(TASK DIRECTIONS): Look over the lines below. Report each one that includes the string "SqlServer".
* Start *
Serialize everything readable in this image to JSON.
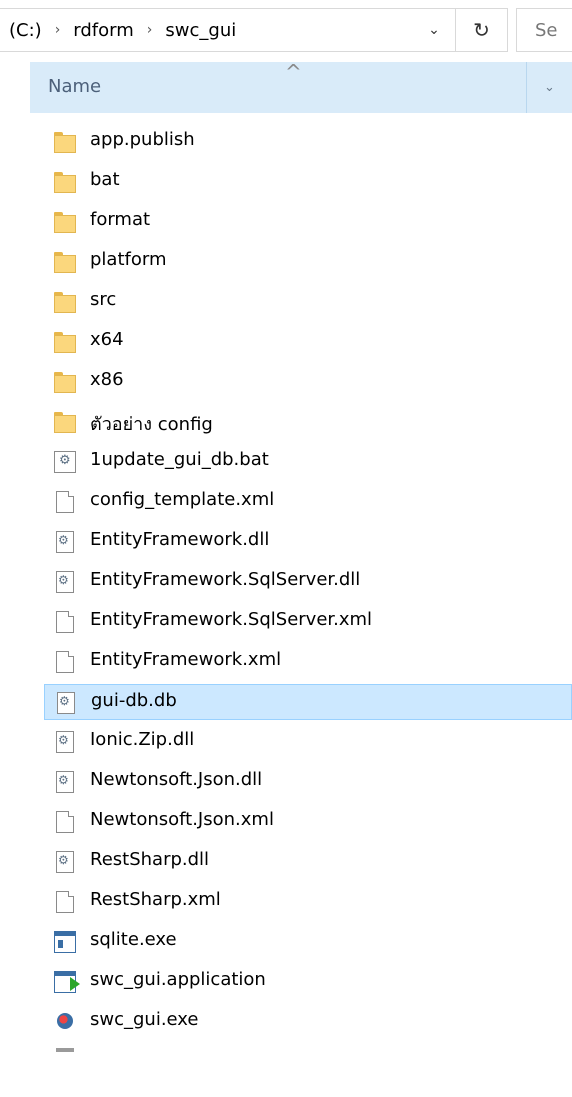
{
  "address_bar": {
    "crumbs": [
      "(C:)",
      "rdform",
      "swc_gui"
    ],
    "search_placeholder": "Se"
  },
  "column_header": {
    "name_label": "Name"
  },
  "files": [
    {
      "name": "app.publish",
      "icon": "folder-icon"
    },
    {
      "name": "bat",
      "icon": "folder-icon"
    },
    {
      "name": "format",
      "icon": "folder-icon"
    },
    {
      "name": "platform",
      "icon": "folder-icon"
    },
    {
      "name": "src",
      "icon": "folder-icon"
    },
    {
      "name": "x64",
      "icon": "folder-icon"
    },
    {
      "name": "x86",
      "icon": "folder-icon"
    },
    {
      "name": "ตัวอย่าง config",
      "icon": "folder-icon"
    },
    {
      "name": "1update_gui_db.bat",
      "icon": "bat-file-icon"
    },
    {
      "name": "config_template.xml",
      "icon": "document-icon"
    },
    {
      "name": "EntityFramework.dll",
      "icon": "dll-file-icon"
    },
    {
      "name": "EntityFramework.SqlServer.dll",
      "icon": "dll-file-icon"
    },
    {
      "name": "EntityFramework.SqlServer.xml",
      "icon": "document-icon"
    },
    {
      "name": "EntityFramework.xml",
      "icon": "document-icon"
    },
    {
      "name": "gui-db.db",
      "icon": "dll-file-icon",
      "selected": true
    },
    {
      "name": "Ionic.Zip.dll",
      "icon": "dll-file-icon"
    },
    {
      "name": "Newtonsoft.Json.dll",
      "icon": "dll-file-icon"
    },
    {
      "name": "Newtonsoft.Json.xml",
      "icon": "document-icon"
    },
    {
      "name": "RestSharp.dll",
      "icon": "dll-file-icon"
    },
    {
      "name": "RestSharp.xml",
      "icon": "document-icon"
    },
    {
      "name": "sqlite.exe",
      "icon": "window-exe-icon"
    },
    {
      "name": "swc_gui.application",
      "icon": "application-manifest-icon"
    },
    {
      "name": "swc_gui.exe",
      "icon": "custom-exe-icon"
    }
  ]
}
* End *
(RESPONSE TO THE TASK):
      "name": "EntityFramework.SqlServer.dll",
      "name": "EntityFramework.SqlServer.xml",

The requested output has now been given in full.